__BLOQUE DE TEXTO__:

Me faltaron los pañuelos de tela blancos. Siempre se me olvidan. Y me quedo en el aeropuerto un poco desconcertada porque necesito encontrar algo que me haga las cosas más sencillas. Afortunadamente hoy, iba con alguien que decidió ponerse a saltar como pelota de basketball mientras agitaba las manos. Yo me sumé con energía, casi con entusiasmo. Pero no realmente.
Existe - lo sabemos quienes vivimos lejos - esa sensación agridulce de reencontrarse con la familia. Por una parte estás feliz y por otra preocupado. Y cuando se van estás tristísimo, pero también agotado, queriendo recuperar la "normalidad" de tu espacio.
Existe - lo sabemos quienes tenemos hermanos - una dualidad infinita entre querer matar a alguien y quererlo tener siempre a tu lado. En el fondo, amas incluso poder pelearte con él. Caminar durante horas viendo escaparates, edificios o exposiciones. Quejarte de las películas que has visto en el último año. Intercambiar listas de música. Confesar con un par de tragos más cosas inconfesables que no te habías dicho ni a tí mismo.

__INSTRUCCIONES__:
1. Resume en dos oraciones el texto sobre el reencuentro familiar.
2. Prolonga el texto sobre el reencuentro familiar a partir de su última oración.

__DATOS MOSTRADOS__:
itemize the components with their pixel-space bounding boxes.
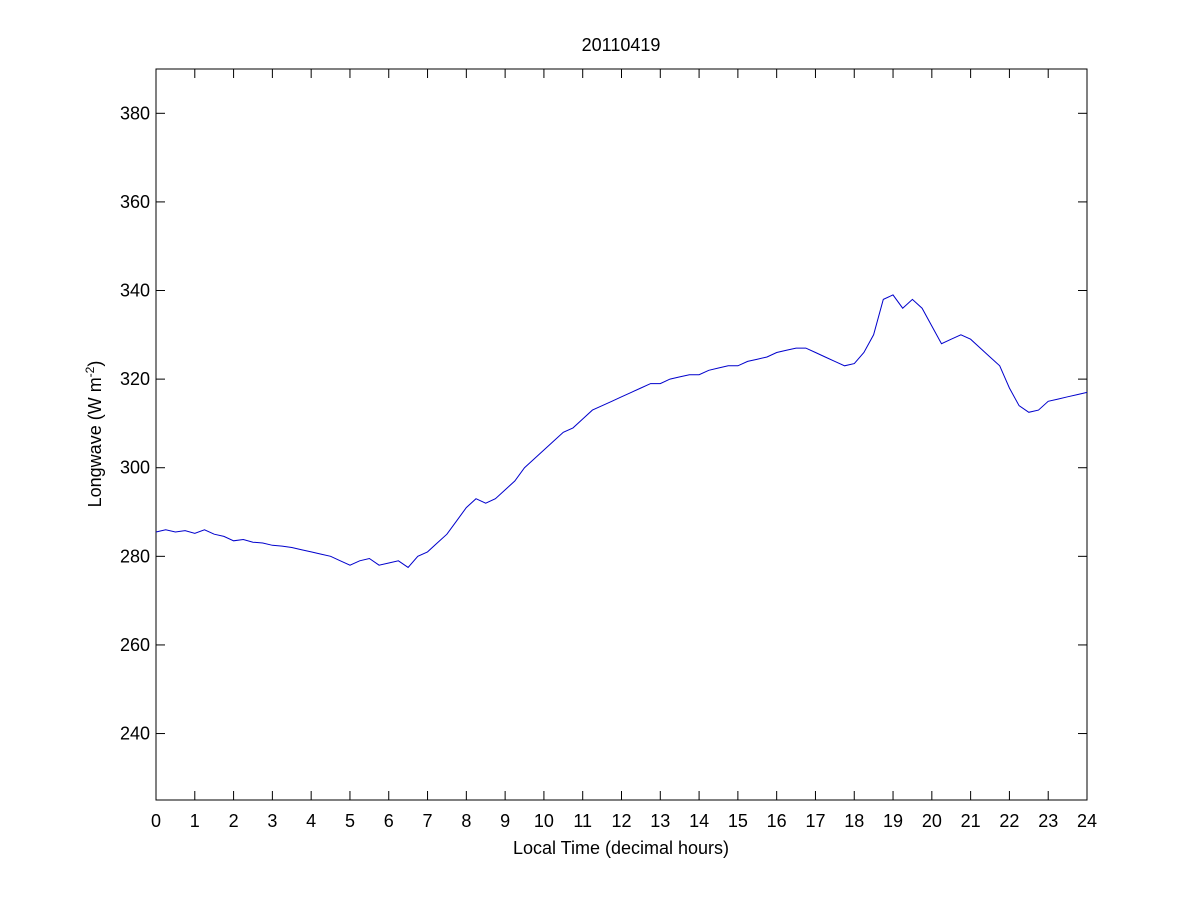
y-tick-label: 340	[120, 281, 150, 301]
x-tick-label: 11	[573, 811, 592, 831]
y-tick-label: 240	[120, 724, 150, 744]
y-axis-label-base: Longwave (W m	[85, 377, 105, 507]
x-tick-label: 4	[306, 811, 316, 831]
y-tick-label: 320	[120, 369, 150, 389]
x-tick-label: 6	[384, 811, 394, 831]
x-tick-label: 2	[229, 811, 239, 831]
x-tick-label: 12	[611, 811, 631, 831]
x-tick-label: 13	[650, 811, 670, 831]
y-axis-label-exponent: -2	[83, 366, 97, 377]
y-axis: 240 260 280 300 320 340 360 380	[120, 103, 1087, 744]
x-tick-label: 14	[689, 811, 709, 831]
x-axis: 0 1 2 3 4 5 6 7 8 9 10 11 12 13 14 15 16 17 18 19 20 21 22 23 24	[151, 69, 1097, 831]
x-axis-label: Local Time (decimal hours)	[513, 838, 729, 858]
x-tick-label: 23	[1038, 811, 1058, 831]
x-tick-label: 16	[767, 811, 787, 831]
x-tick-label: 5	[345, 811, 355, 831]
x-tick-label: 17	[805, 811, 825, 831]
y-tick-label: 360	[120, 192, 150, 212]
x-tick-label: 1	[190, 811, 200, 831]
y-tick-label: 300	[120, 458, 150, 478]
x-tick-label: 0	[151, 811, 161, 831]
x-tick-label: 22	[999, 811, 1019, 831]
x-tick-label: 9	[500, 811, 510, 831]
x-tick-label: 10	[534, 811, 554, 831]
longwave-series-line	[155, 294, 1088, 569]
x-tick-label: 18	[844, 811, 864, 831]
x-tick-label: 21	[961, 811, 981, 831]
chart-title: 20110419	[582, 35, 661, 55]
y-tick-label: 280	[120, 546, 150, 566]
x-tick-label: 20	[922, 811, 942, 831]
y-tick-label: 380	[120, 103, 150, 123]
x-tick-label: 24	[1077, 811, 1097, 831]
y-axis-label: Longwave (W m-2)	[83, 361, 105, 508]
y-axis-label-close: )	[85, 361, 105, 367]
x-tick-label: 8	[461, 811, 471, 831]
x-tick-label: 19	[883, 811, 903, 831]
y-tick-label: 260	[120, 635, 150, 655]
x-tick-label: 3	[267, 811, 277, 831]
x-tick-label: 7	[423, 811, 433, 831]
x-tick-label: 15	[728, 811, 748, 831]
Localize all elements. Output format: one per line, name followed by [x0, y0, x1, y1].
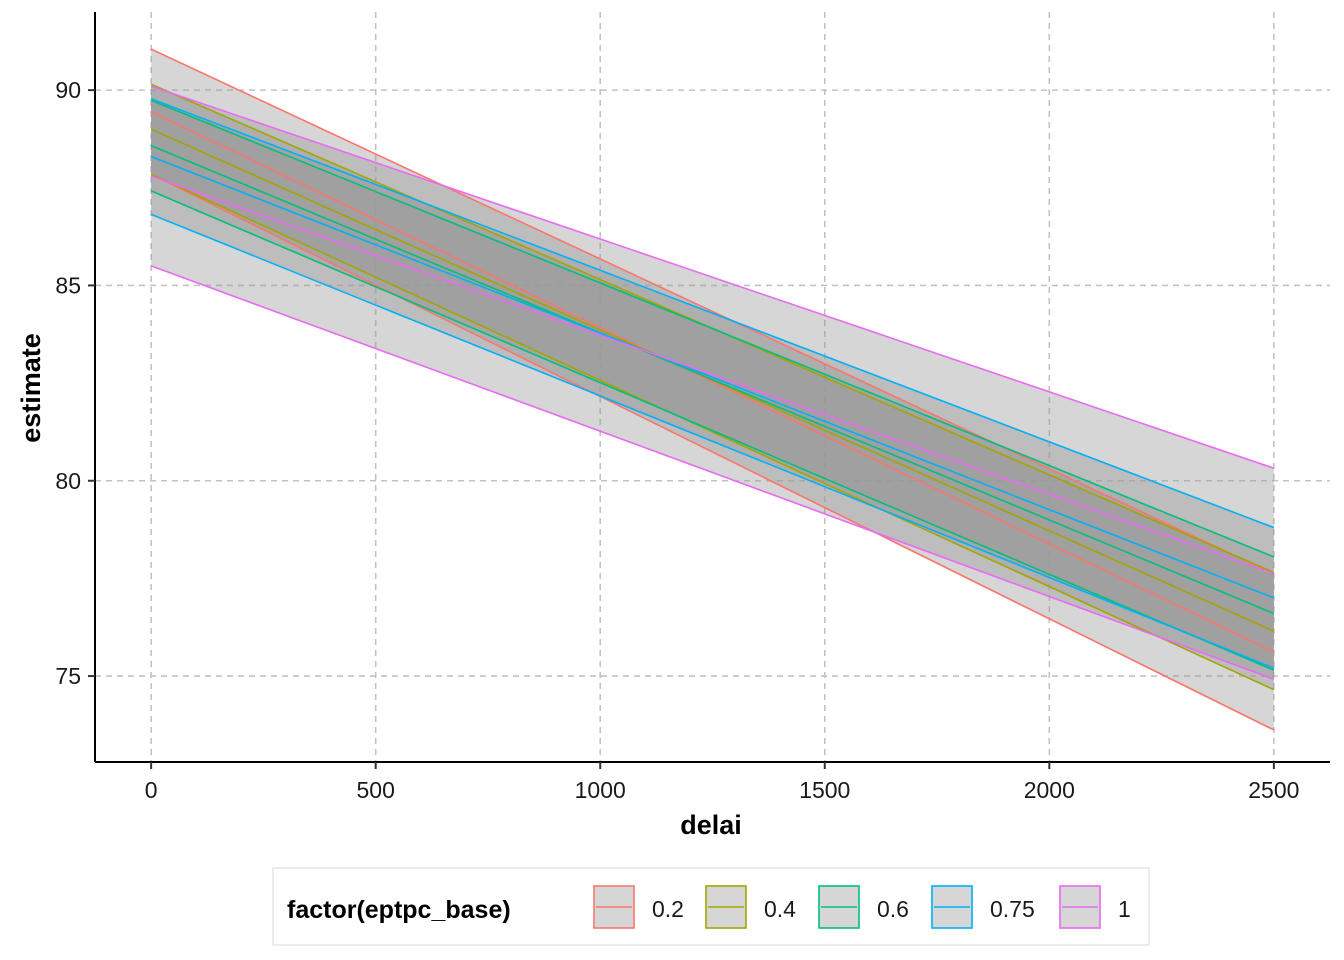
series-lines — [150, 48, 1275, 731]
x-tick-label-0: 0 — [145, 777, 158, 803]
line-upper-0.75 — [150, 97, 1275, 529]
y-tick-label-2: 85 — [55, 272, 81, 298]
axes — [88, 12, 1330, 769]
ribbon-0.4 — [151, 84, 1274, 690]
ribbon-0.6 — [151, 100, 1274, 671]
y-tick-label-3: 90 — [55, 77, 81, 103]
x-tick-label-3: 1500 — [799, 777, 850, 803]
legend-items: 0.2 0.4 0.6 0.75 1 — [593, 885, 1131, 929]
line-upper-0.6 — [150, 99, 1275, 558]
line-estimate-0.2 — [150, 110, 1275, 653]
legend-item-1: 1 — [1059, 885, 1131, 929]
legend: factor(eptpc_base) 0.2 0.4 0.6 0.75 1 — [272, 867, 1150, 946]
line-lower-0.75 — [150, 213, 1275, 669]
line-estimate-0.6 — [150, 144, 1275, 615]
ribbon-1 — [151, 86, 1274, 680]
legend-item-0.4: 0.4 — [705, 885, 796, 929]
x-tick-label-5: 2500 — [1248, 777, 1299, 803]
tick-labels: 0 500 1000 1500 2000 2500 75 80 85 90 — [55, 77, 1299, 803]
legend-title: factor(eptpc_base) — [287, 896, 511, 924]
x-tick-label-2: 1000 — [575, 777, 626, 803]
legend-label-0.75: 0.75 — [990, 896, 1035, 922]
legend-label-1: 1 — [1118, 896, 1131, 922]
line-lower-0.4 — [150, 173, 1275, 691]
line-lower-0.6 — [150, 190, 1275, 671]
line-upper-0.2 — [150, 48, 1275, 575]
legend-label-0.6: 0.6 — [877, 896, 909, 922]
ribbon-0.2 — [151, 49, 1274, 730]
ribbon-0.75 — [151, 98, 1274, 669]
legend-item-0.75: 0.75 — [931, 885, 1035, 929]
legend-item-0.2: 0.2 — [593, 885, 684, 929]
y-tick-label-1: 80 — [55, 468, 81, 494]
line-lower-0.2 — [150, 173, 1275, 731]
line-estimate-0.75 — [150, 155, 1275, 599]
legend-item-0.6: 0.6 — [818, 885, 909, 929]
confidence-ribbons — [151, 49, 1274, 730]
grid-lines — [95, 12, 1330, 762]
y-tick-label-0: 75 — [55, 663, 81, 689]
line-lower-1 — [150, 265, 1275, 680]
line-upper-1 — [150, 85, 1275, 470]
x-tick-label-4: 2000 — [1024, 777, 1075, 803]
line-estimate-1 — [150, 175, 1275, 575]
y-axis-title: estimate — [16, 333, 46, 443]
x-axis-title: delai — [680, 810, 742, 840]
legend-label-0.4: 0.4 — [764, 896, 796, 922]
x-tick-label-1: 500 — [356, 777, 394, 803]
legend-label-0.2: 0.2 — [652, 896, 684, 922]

__RESULTADOS POR TAREA__:
1. En el aeropuerto, la narradora olvida los pañuelos de tela blancos y se suma con energía, aunque sin verdadero entusiasmo, a los saltos de su acompañante. Para quienes viven lejos, reencontrarse con la familia es agridulce, y entre hermanos conviven las ganas de pelear y el deseo de tenerse siempre cerca, compartiendo paseos, quejas sobre películas, música y confidencias.

2.
Supongo que justo ahora el avión que se lleva a Diego de Barcelona debe estar preparándose para despegar. Hoy ya no me preocupo si hay algo en la nevera que él pueda cenar y sea medianamente nutritivo. Mañana cuando me vaya a la oficina no le llamaré a ver si se ha levantado ni me sentiré culpable de no estar en casa para comer con él. Y, al mismo tiempo que esas dos cosas me alivian, también lo extraño. Como extraña uno las largas sombras del otoño, o el sabor de ciertas frutas de estación.
Me voy a dormir con un pañuelo de tela blanco. Para despedirlo mientras duermo, para usarlo para pedir una tregua cuando - hasta en sueños - peleamos. Para agradecer - todo esto.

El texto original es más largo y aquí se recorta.